(Recorded data)
● ● ●

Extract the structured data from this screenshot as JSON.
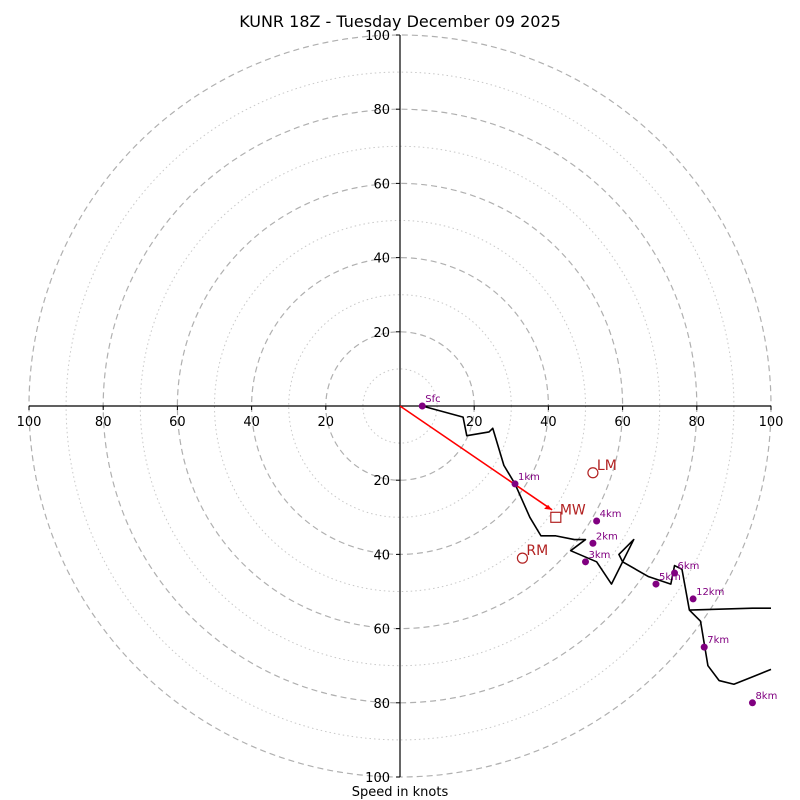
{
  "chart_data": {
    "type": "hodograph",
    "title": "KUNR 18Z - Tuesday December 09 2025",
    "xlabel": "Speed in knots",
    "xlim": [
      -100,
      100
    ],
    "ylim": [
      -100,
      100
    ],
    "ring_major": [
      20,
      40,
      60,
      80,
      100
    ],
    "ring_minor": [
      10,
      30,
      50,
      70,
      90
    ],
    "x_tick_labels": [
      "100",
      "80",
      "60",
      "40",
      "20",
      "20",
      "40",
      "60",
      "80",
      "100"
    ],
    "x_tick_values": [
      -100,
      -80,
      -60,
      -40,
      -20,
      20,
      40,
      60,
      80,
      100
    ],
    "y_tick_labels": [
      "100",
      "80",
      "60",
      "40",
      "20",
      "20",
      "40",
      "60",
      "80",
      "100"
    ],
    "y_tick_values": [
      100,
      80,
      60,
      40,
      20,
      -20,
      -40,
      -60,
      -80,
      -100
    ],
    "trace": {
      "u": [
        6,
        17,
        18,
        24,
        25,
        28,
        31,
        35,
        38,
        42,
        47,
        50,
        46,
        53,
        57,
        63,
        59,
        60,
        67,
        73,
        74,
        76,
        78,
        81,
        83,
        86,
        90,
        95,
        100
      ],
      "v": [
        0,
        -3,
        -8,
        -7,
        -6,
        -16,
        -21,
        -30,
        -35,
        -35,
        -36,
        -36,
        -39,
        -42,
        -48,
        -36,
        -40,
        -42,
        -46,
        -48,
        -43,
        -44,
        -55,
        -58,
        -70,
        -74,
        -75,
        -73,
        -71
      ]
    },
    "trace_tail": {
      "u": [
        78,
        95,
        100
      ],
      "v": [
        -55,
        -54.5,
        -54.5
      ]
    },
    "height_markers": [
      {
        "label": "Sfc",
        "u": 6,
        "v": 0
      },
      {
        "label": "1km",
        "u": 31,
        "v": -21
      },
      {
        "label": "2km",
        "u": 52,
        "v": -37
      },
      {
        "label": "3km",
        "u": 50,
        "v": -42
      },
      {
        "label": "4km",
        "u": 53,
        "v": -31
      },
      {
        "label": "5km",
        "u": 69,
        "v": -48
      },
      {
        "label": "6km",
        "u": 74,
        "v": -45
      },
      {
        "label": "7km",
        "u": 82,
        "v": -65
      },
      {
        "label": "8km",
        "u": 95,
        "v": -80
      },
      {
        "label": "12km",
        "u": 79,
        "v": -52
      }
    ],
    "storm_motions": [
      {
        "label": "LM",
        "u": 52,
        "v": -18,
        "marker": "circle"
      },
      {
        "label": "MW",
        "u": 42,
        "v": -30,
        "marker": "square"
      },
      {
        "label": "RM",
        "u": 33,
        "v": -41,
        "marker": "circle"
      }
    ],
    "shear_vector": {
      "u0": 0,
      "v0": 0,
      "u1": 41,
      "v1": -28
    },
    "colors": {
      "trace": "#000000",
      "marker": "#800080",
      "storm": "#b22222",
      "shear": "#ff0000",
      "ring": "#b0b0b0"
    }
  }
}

● ● ●

**What you should do:** Every entry above needs to be retyped exactly; drop the pictures.

**Solved exercise:**
Extract the structured data from this screenshot as JSON.
{
  "chart_data": {
    "type": "hodograph",
    "title": "KUNR 18Z - Tuesday December 09 2025",
    "xlabel": "Speed in knots",
    "xlim": [
      -100,
      100
    ],
    "ylim": [
      -100,
      100
    ],
    "ring_major": [
      20,
      40,
      60,
      80,
      100
    ],
    "ring_minor": [
      10,
      30,
      50,
      70,
      90
    ],
    "x_tick_labels": [
      "100",
      "80",
      "60",
      "40",
      "20",
      "20",
      "40",
      "60",
      "80",
      "100"
    ],
    "x_tick_values": [
      -100,
      -80,
      -60,
      -40,
      -20,
      20,
      40,
      60,
      80,
      100
    ],
    "y_tick_labels": [
      "100",
      "80",
      "60",
      "40",
      "20",
      "20",
      "40",
      "60",
      "80",
      "100"
    ],
    "y_tick_values": [
      100,
      80,
      60,
      40,
      20,
      -20,
      -40,
      -60,
      -80,
      -100
    ],
    "trace": {
      "u": [
        6,
        17,
        18,
        24,
        25,
        28,
        31,
        35,
        38,
        42,
        47,
        50,
        46,
        53,
        57,
        63,
        59,
        60,
        67,
        73,
        74,
        76,
        78,
        81,
        83,
        86,
        90,
        95,
        100
      ],
      "v": [
        0,
        -3,
        -8,
        -7,
        -6,
        -16,
        -21,
        -30,
        -35,
        -35,
        -36,
        -36,
        -39,
        -42,
        -48,
        -36,
        -40,
        -42,
        -46,
        -48,
        -43,
        -44,
        -55,
        -58,
        -70,
        -74,
        -75,
        -73,
        -71
      ]
    },
    "trace_tail": {
      "u": [
        78,
        95,
        100
      ],
      "v": [
        -55,
        -54.5,
        -54.5
      ]
    },
    "height_markers": [
      {
        "label": "Sfc",
        "u": 6,
        "v": 0
      },
      {
        "label": "1km",
        "u": 31,
        "v": -21
      },
      {
        "label": "2km",
        "u": 52,
        "v": -37
      },
      {
        "label": "3km",
        "u": 50,
        "v": -42
      },
      {
        "label": "4km",
        "u": 53,
        "v": -31
      },
      {
        "label": "5km",
        "u": 69,
        "v": -48
      },
      {
        "label": "6km",
        "u": 74,
        "v": -45
      },
      {
        "label": "7km",
        "u": 82,
        "v": -65
      },
      {
        "label": "8km",
        "u": 95,
        "v": -80
      },
      {
        "label": "12km",
        "u": 79,
        "v": -52
      }
    ],
    "storm_motions": [
      {
        "label": "LM",
        "u": 52,
        "v": -18,
        "marker": "circle"
      },
      {
        "label": "MW",
        "u": 42,
        "v": -30,
        "marker": "square"
      },
      {
        "label": "RM",
        "u": 33,
        "v": -41,
        "marker": "circle"
      }
    ],
    "shear_vector": {
      "u0": 0,
      "v0": 0,
      "u1": 41,
      "v1": -28
    },
    "colors": {
      "trace": "#000000",
      "marker": "#800080",
      "storm": "#b22222",
      "shear": "#ff0000",
      "ring": "#b0b0b0"
    }
  }
}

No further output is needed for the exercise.